→ **What is expected**
Repeat the material below word for word and leave out all pictures.
======
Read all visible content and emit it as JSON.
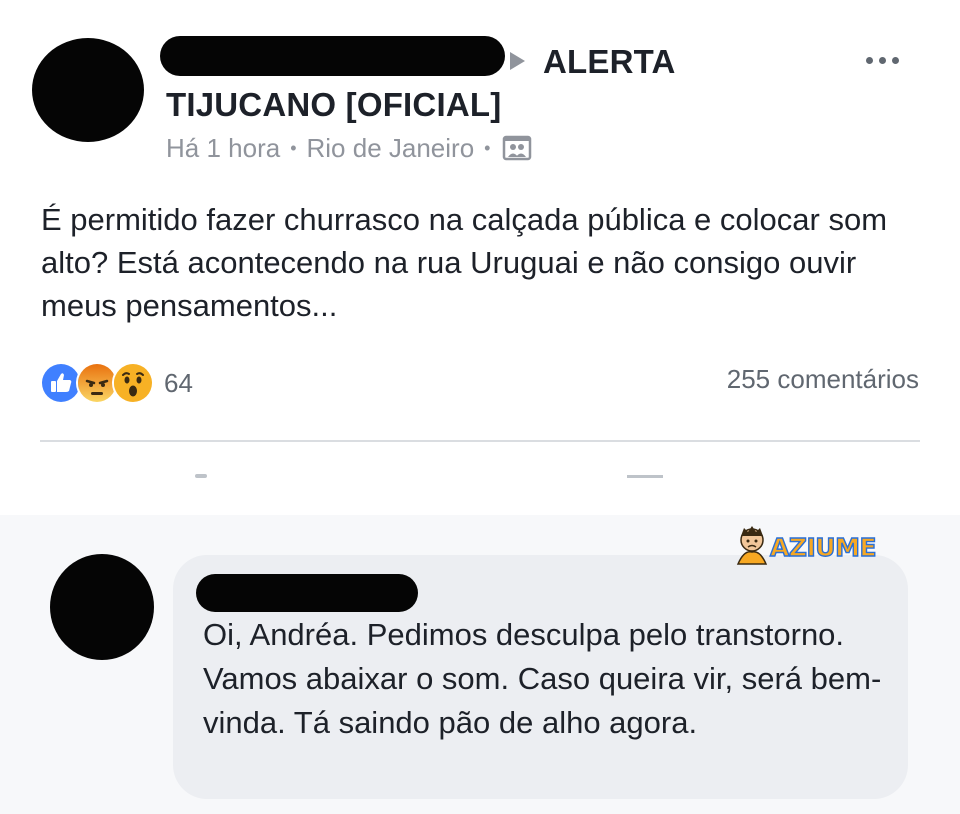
{
  "post": {
    "group_name": "ALERTA TIJUCANO [OFICIAL]",
    "timestamp": "Há 1 hora",
    "separator": "•",
    "location": "Rio de Janeiro",
    "audience_icon": "group-photo-icon",
    "more_icon": "more-options-icon",
    "text": "É permitido fazer churrasco na calçada pública e colocar som alto? Está acontecendo na rua Uruguai e não consigo ouvir meus pensamentos..."
  },
  "reactions": {
    "icons": [
      "like-reaction-icon",
      "angry-reaction-icon",
      "wow-reaction-icon"
    ],
    "count": "64",
    "comments": "255 comentários"
  },
  "comment": {
    "text": "Oi, Andréa. Pedimos desculpa pelo transtorno. Vamos abaixar o som. Caso queira vir, será bem-vinda. Tá saindo pão de alho agora."
  },
  "watermark": {
    "text": "AZIUME"
  },
  "colors": {
    "text": "#1d2129",
    "secondary": "#90949c",
    "like_blue": "#4080ff",
    "reaction_yellow": "#f7b125",
    "angry_orange": "#e9710f",
    "bubble": "#eceef2"
  }
}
======
→ **Complete answer**
Read all visible content and emit it as JSON.
{
  "post": {
    "group_name": "ALERTA TIJUCANO [OFICIAL]",
    "timestamp": "Há 1 hora",
    "separator": "•",
    "location": "Rio de Janeiro",
    "audience_icon": "group-photo-icon",
    "more_icon": "more-options-icon",
    "text": "É permitido fazer churrasco na calçada pública e colocar som alto? Está acontecendo na rua Uruguai e não consigo ouvir meus pensamentos..."
  },
  "reactions": {
    "icons": [
      "like-reaction-icon",
      "angry-reaction-icon",
      "wow-reaction-icon"
    ],
    "count": "64",
    "comments": "255 comentários"
  },
  "comment": {
    "text": "Oi, Andréa. Pedimos desculpa pelo transtorno. Vamos abaixar o som. Caso queira vir, será bem-vinda. Tá saindo pão de alho agora."
  },
  "watermark": {
    "text": "AZIUME"
  },
  "colors": {
    "text": "#1d2129",
    "secondary": "#90949c",
    "like_blue": "#4080ff",
    "reaction_yellow": "#f7b125",
    "angry_orange": "#e9710f",
    "bubble": "#eceef2"
  }
}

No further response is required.